**Task description**
Copy out all of the material exactly.

# START OF Data for the task

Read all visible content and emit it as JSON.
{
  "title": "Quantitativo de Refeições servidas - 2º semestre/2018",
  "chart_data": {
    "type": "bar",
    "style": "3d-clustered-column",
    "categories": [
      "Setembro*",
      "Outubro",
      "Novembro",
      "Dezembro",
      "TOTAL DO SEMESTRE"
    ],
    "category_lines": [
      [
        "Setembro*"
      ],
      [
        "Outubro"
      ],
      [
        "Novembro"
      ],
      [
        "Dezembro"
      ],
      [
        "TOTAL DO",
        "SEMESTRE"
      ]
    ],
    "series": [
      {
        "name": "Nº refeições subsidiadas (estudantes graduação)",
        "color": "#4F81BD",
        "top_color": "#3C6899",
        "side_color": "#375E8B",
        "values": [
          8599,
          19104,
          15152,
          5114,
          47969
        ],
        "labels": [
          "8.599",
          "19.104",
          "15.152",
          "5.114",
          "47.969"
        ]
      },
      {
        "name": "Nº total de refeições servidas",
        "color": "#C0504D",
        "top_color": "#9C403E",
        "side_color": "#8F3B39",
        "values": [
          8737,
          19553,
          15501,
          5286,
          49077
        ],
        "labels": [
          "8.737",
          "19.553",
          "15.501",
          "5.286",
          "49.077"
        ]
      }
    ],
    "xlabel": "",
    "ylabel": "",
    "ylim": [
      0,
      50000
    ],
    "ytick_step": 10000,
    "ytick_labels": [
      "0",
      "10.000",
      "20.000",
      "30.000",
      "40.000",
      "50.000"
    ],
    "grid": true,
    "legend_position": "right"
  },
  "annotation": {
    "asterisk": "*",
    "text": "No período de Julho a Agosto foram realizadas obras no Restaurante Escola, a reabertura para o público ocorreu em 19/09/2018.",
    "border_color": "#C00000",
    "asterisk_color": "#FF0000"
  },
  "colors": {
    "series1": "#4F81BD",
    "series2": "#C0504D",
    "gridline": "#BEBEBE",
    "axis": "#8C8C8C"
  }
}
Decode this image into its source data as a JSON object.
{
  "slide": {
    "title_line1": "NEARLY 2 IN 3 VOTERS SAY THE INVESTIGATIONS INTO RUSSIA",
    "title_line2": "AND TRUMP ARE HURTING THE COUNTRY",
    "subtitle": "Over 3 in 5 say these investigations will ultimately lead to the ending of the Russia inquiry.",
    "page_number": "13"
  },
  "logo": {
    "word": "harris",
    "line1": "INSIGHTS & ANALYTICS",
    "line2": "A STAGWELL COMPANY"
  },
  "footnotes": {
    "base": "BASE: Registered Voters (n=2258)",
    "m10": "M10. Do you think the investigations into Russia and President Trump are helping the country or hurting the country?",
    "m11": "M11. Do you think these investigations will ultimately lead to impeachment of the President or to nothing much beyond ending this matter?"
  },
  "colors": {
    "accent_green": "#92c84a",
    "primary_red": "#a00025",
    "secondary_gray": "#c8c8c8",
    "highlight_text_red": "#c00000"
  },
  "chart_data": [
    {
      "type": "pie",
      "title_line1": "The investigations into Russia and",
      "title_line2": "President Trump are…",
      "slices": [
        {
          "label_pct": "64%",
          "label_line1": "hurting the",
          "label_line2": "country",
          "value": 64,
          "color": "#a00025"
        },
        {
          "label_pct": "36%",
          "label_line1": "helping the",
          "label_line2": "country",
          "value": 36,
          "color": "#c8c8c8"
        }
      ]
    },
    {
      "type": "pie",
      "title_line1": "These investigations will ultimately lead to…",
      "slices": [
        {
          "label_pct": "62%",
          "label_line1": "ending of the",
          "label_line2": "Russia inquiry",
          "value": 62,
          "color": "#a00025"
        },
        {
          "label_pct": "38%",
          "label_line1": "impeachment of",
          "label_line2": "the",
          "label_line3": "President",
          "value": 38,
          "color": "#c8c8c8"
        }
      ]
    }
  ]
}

# END OF Data for the task

**Response to the exercise**
Read all visible content and emit it as JSON.
{
  "title": "Quantitativo de Refeições servidas - 2º semestre/2018",
  "chart_data": {
    "type": "bar",
    "style": "3d-clustered-column",
    "categories": [
      "Setembro*",
      "Outubro",
      "Novembro",
      "Dezembro",
      "TOTAL DO SEMESTRE"
    ],
    "category_lines": [
      [
        "Setembro*"
      ],
      [
        "Outubro"
      ],
      [
        "Novembro"
      ],
      [
        "Dezembro"
      ],
      [
        "TOTAL DO",
        "SEMESTRE"
      ]
    ],
    "series": [
      {
        "name": "Nº refeições subsidiadas (estudantes graduação)",
        "color": "#4F81BD",
        "top_color": "#3C6899",
        "side_color": "#375E8B",
        "values": [
          8599,
          19104,
          15152,
          5114,
          47969
        ],
        "labels": [
          "8.599",
          "19.104",
          "15.152",
          "5.114",
          "47.969"
        ]
      },
      {
        "name": "Nº total de refeições servidas",
        "color": "#C0504D",
        "top_color": "#9C403E",
        "side_color": "#8F3B39",
        "values": [
          8737,
          19553,
          15501,
          5286,
          49077
        ],
        "labels": [
          "8.737",
          "19.553",
          "15.501",
          "5.286",
          "49.077"
        ]
      }
    ],
    "xlabel": "",
    "ylabel": "",
    "ylim": [
      0,
      50000
    ],
    "ytick_step": 10000,
    "ytick_labels": [
      "0",
      "10.000",
      "20.000",
      "30.000",
      "40.000",
      "50.000"
    ],
    "grid": true,
    "legend_position": "right"
  },
  "annotation": {
    "asterisk": "*",
    "text": "No período de Julho a Agosto foram realizadas obras no Restaurante Escola, a reabertura para o público ocorreu em 19/09/2018.",
    "border_color": "#C00000",
    "asterisk_color": "#FF0000"
  },
  "colors": {
    "series1": "#4F81BD",
    "series2": "#C0504D",
    "gridline": "#BEBEBE",
    "axis": "#8C8C8C"
  }
}
Decode this image into its source data as a JSON object.
{
  "slide": {
    "title_line1": "NEARLY 2 IN 3 VOTERS SAY THE INVESTIGATIONS INTO RUSSIA",
    "title_line2": "AND TRUMP ARE HURTING THE COUNTRY",
    "subtitle": "Over 3 in 5 say these investigations will ultimately lead to the ending of the Russia inquiry.",
    "page_number": "13"
  },
  "logo": {
    "word": "harris",
    "line1": "INSIGHTS & ANALYTICS",
    "line2": "A STAGWELL COMPANY"
  },
  "footnotes": {
    "base": "BASE: Registered Voters (n=2258)",
    "m10": "M10. Do you think the investigations into Russia and President Trump are helping the country or hurting the country?",
    "m11": "M11. Do you think these investigations will ultimately lead to impeachment of the President or to nothing much beyond ending this matter?"
  },
  "colors": {
    "accent_green": "#92c84a",
    "primary_red": "#a00025",
    "secondary_gray": "#c8c8c8",
    "highlight_text_red": "#c00000"
  },
  "chart_data": [
    {
      "type": "pie",
      "title_line1": "The investigations into Russia and",
      "title_line2": "President Trump are…",
      "slices": [
        {
          "label_pct": "64%",
          "label_line1": "hurting the",
          "label_line2": "country",
          "value": 64,
          "color": "#a00025"
        },
        {
          "label_pct": "36%",
          "label_line1": "helping the",
          "label_line2": "country",
          "value": 36,
          "color": "#c8c8c8"
        }
      ]
    },
    {
      "type": "pie",
      "title_line1": "These investigations will ultimately lead to…",
      "slices": [
        {
          "label_pct": "62%",
          "label_line1": "ending of the",
          "label_line2": "Russia inquiry",
          "value": 62,
          "color": "#a00025"
        },
        {
          "label_pct": "38%",
          "label_line1": "impeachment of",
          "label_line2": "the",
          "label_line3": "President",
          "value": 38,
          "color": "#c8c8c8"
        }
      ]
    }
  ]
}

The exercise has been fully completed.